• _Exercise aim_
Return every entry below exactly as written, minus the pictures.
>>>
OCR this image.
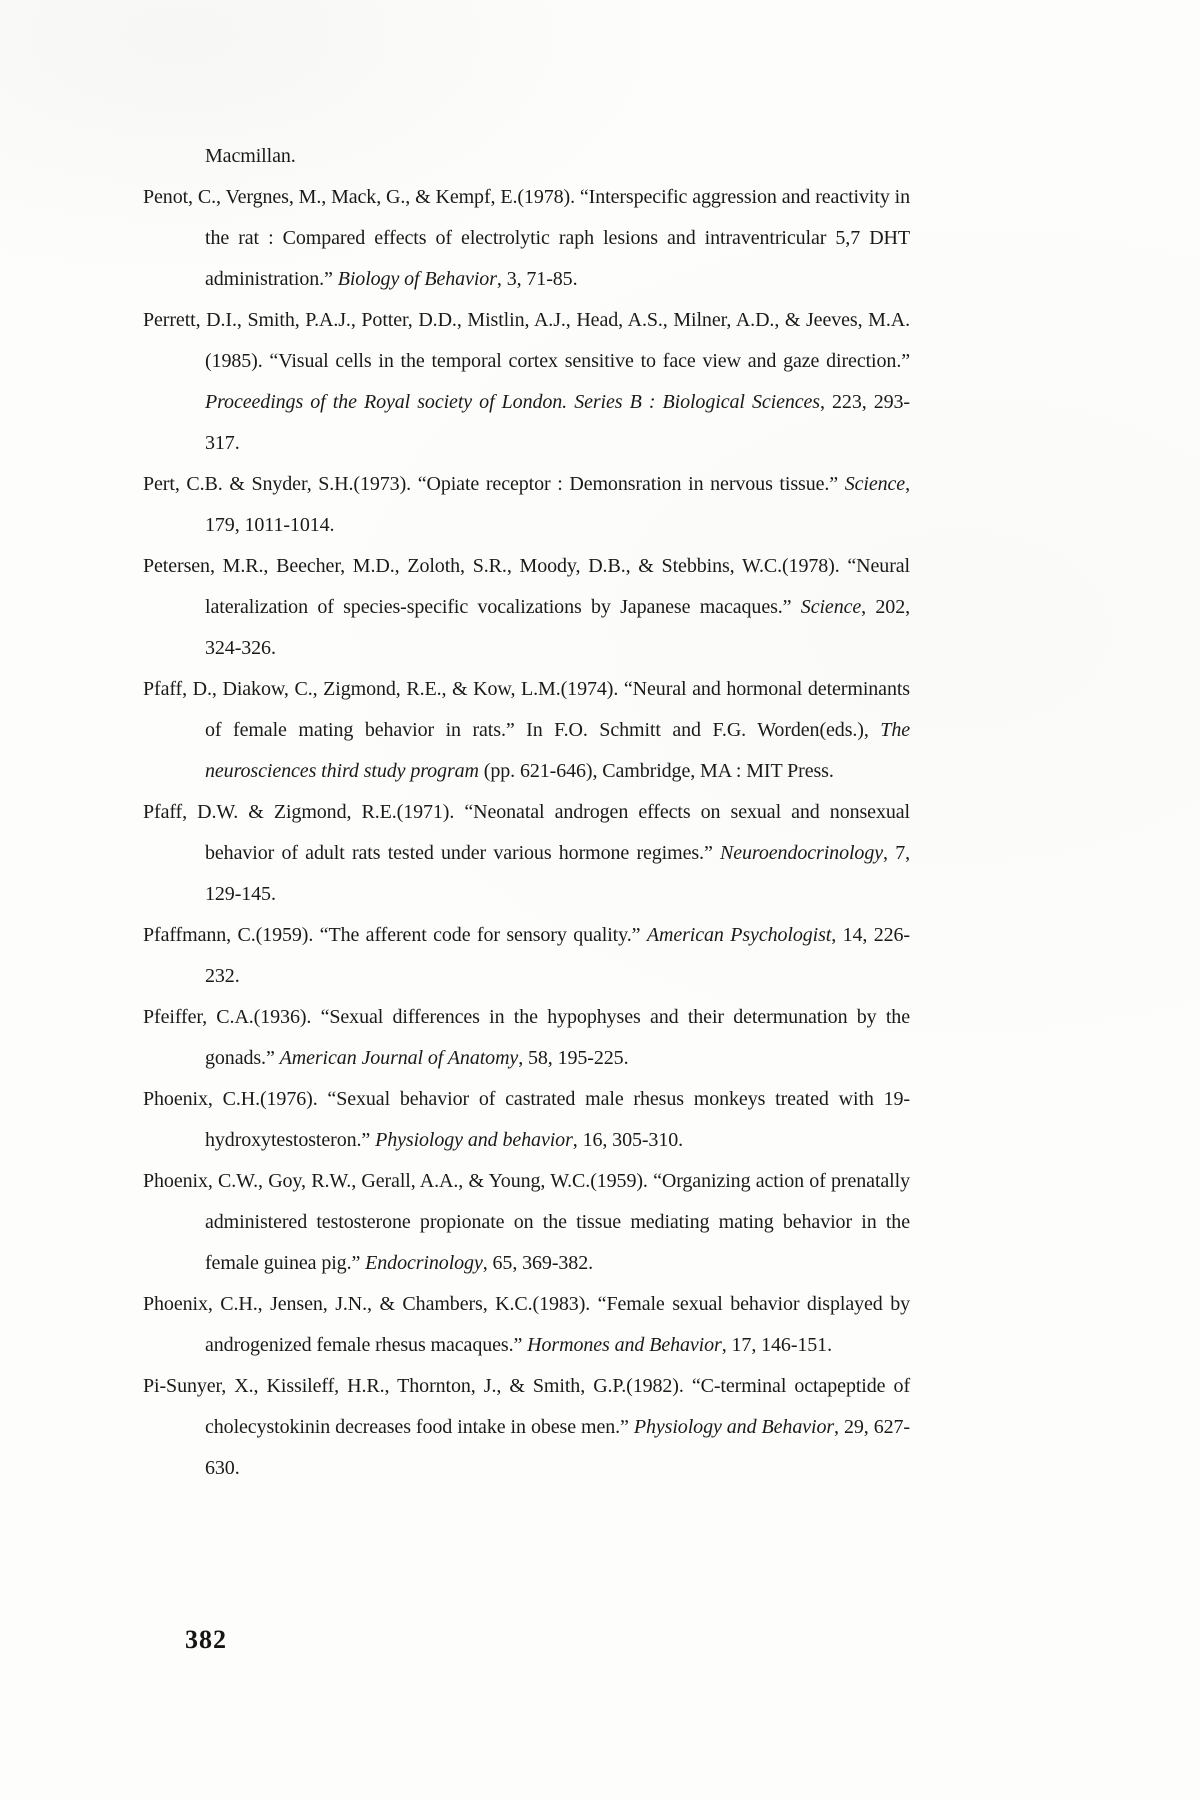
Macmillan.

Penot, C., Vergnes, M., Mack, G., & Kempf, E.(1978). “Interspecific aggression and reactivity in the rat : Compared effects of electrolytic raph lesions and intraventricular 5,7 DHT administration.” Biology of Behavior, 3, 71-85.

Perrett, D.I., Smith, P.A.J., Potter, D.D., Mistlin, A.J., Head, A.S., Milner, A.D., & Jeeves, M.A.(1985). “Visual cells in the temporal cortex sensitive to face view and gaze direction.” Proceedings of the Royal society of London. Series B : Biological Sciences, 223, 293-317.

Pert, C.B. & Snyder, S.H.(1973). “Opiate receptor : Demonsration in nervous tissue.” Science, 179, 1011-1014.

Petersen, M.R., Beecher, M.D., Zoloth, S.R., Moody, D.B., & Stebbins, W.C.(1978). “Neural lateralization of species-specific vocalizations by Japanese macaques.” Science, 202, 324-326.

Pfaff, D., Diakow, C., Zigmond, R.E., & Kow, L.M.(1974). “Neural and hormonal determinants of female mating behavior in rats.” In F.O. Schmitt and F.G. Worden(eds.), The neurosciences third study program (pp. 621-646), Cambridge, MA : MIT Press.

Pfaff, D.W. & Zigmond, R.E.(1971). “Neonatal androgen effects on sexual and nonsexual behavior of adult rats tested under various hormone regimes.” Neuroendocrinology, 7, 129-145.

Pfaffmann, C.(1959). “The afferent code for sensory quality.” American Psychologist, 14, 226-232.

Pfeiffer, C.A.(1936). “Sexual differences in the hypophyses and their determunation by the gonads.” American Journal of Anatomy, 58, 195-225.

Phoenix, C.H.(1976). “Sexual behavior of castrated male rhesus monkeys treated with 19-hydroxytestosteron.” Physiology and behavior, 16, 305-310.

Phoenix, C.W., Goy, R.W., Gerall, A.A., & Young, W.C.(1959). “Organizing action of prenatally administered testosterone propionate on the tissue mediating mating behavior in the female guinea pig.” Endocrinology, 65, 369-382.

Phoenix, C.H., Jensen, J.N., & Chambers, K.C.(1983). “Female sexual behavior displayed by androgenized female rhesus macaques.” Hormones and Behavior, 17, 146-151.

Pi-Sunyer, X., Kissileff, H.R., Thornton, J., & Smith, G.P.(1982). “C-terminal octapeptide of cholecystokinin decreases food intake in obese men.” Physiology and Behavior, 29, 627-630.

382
<<<
• _Written reply_
OCR this image.
Macmillan.

Penot, C., Vergnes, M., Mack, G., & Kempf, E.(1978). “Interspecific aggression and reactivity in the rat : Compared effects of electrolytic raph lesions and intraventricular 5,7 DHT administration.” Biology of Behavior, 3, 71-85.

Perrett, D.I., Smith, P.A.J., Potter, D.D., Mistlin, A.J., Head, A.S., Milner, A.D., & Jeeves, M.A.(1985). “Visual cells in the temporal cortex sensitive to face view and gaze direction.” Proceedings of the Royal society of London. Series B : Biological Sciences, 223, 293-317.

Pert, C.B. & Snyder, S.H.(1973). “Opiate receptor : Demonsration in nervous tissue.” Science, 179, 1011-1014.

Petersen, M.R., Beecher, M.D., Zoloth, S.R., Moody, D.B., & Stebbins, W.C.(1978). “Neural lateralization of species-specific vocalizations by Japanese macaques.” Science, 202, 324-326.

Pfaff, D., Diakow, C., Zigmond, R.E., & Kow, L.M.(1974). “Neural and hormonal determinants of female mating behavior in rats.” In F.O. Schmitt and F.G. Worden(eds.), The neurosciences third study program (pp. 621-646), Cambridge, MA : MIT Press.

Pfaff, D.W. & Zigmond, R.E.(1971). “Neonatal androgen effects on sexual and nonsexual behavior of adult rats tested under various hormone regimes.” Neuroendocrinology, 7, 129-145.

Pfaffmann, C.(1959). “The afferent code for sensory quality.” American Psychologist, 14, 226-232.

Pfeiffer, C.A.(1936). “Sexual differences in the hypophyses and their determunation by the gonads.” American Journal of Anatomy, 58, 195-225.

Phoenix, C.H.(1976). “Sexual behavior of castrated male rhesus monkeys treated with 19-hydroxytestosteron.” Physiology and behavior, 16, 305-310.

Phoenix, C.W., Goy, R.W., Gerall, A.A., & Young, W.C.(1959). “Organizing action of prenatally administered testosterone propionate on the tissue mediating mating behavior in the female guinea pig.” Endocrinology, 65, 369-382.

Phoenix, C.H., Jensen, J.N., & Chambers, K.C.(1983). “Female sexual behavior displayed by androgenized female rhesus macaques.” Hormones and Behavior, 17, 146-151.

Pi-Sunyer, X., Kissileff, H.R., Thornton, J., & Smith, G.P.(1982). “C-terminal octapeptide of cholecystokinin decreases food intake in obese men.” Physiology and Behavior, 29, 627-630.

382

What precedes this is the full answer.